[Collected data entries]
+++
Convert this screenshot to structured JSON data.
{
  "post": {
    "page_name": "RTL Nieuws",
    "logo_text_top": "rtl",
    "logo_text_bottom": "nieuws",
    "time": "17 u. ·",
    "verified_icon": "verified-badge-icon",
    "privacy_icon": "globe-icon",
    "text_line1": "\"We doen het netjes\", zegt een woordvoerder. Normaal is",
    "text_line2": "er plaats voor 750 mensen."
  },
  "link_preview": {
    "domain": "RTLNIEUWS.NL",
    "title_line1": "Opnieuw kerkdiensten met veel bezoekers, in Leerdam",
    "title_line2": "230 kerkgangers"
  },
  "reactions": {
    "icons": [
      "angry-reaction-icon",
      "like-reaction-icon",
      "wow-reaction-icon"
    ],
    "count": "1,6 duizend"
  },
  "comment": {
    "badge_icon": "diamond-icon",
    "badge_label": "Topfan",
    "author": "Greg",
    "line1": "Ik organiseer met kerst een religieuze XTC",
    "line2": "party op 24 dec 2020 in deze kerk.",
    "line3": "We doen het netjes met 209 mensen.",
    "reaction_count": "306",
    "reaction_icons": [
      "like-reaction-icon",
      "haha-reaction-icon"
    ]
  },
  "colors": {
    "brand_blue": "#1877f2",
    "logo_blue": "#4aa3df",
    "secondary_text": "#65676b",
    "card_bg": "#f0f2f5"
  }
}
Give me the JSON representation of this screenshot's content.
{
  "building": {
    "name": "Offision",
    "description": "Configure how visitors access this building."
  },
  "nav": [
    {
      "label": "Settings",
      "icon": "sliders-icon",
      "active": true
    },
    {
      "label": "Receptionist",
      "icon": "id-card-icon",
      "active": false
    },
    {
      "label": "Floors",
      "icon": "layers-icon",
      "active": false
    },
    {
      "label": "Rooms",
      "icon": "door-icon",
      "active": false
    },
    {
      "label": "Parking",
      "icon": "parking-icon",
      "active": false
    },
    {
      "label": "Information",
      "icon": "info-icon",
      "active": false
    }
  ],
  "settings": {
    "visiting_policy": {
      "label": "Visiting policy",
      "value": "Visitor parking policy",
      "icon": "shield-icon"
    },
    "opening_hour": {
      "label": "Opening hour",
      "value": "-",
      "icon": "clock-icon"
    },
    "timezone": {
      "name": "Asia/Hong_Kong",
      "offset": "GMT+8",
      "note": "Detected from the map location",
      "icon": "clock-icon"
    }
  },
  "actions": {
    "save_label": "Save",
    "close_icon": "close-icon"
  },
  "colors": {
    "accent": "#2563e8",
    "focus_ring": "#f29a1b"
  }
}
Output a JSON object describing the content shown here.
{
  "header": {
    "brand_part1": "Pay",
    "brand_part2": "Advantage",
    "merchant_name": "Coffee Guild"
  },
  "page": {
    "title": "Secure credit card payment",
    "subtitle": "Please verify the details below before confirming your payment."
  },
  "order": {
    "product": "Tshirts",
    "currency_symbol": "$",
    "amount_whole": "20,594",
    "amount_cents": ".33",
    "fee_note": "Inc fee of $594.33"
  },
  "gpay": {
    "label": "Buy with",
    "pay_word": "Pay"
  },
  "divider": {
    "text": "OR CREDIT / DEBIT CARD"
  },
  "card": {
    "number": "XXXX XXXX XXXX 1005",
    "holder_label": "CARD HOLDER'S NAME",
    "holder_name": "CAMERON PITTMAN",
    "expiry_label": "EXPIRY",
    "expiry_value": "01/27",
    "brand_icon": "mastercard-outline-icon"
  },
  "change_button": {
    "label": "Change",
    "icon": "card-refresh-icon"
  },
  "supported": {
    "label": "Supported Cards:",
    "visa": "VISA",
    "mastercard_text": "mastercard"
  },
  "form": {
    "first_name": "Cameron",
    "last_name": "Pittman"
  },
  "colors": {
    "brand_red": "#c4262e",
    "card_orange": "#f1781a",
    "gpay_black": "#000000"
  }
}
+++
Every line containing the string "screenshot" must be listed.

Convert this screenshot to structured JSON data.
Give me the JSON representation of this screenshot's content.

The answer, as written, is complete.